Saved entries
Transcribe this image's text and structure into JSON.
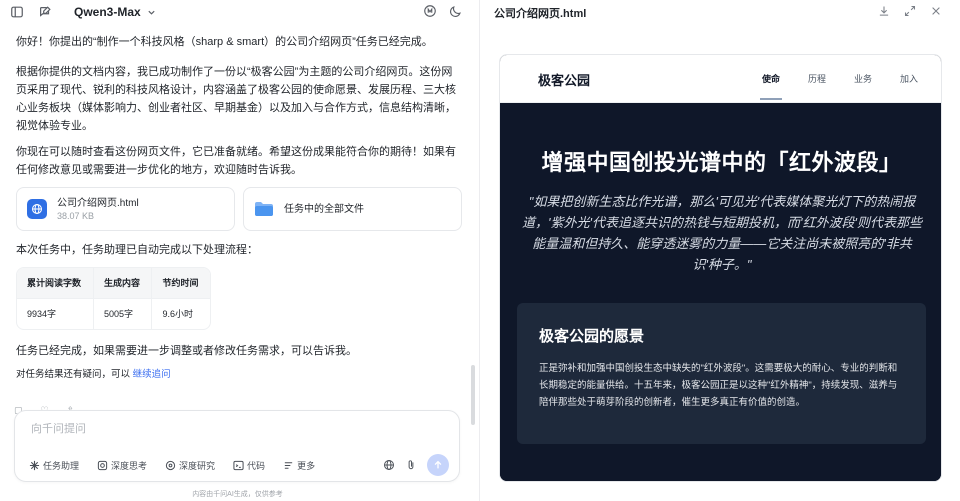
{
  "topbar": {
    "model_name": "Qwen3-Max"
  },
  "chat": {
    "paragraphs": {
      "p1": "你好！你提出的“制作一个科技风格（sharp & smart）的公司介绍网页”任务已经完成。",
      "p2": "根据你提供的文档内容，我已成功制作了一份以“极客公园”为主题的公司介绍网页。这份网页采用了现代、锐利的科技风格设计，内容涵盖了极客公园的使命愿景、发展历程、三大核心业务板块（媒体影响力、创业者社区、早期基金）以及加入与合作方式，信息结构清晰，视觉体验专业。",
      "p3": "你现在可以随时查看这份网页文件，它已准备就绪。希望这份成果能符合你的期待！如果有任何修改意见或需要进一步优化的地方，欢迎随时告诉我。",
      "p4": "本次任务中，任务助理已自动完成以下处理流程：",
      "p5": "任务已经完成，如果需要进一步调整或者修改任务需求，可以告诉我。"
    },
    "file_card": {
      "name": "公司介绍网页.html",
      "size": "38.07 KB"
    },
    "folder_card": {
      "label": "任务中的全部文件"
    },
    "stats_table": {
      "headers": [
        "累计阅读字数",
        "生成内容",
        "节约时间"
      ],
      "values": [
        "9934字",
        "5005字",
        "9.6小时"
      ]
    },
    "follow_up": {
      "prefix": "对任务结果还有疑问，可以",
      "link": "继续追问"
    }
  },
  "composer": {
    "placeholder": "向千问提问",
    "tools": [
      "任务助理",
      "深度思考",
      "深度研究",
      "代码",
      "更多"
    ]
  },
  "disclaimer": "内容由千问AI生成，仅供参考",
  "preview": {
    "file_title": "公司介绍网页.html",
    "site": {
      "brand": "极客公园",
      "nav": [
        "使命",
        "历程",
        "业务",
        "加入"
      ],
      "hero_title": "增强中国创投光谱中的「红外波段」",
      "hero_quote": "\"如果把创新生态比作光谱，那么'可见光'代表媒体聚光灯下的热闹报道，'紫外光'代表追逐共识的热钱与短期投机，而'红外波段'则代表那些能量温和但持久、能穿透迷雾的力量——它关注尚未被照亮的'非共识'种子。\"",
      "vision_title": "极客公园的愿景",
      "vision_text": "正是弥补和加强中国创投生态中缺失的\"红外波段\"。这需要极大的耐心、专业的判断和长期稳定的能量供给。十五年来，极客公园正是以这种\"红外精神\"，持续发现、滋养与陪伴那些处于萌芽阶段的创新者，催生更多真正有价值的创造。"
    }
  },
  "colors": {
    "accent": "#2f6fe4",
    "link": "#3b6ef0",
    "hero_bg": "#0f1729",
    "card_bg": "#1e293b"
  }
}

---

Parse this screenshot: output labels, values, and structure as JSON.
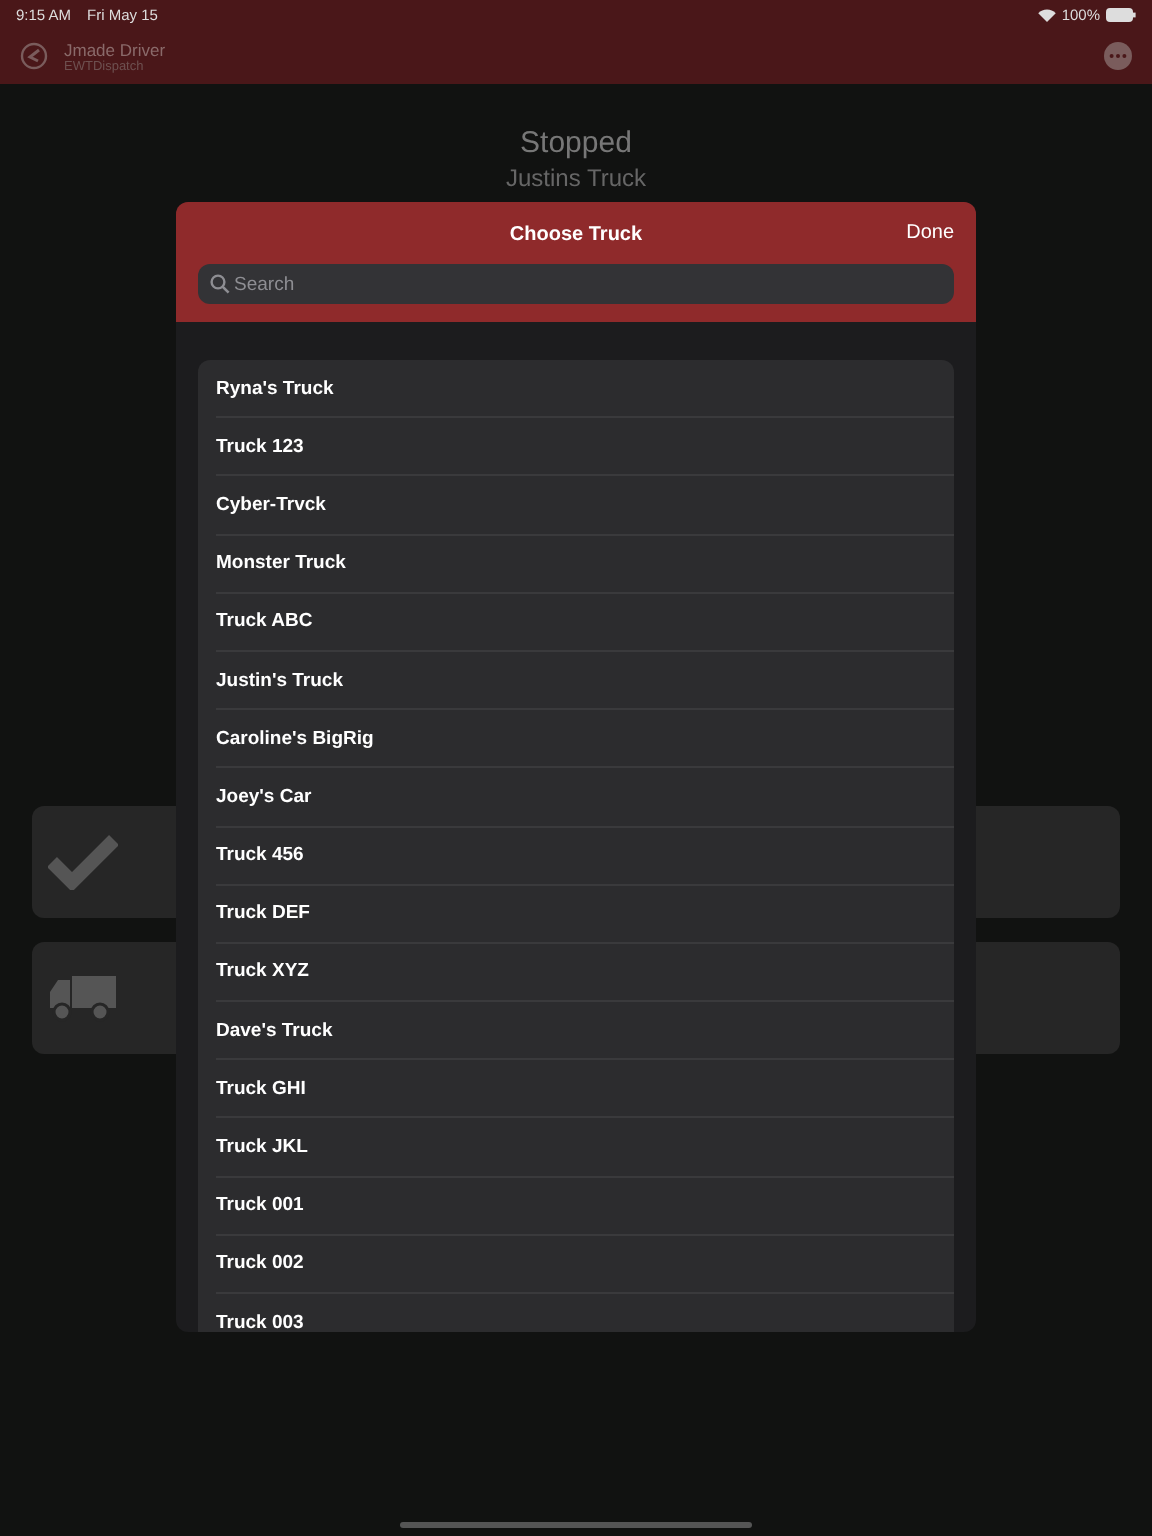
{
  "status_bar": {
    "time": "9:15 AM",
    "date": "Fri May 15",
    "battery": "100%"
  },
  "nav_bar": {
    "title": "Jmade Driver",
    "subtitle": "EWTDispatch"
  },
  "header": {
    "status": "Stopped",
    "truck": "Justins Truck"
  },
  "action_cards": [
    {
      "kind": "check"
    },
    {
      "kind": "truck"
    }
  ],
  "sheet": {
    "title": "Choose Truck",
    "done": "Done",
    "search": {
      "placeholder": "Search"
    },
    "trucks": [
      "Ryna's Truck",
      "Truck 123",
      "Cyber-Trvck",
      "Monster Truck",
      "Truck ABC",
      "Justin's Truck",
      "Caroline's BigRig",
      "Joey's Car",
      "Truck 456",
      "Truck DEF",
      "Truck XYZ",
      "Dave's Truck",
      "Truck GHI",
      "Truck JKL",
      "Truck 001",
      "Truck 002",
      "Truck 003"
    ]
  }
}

— To do —
Copy every line in the records above that contains the word "红外波段".

— Exercise output —
      "hero_title": "增强中国创投光谱中的「红外波段」",
      "hero_quote": "\"如果把创新生态比作光谱，那么'可见光'代表媒体聚光灯下的热闹报道，'紫外光'代表追逐共识的热钱与短期投机，而'红外波段'则代表那些能量温和但持久、能穿透迷雾的力量——它关注尚未被照亮的'非共识'种子。\"",
      "vision_text": "正是弥补和加强中国创投生态中缺失的\"红外波段\"。这需要极大的耐心、专业的判断和长期稳定的能量供给。十五年来，极客公园正是以这种\"红外精神\"，持续发现、滋养与陪伴那些处于萌芽阶段的创新者，催生更多真正有价值的创造。"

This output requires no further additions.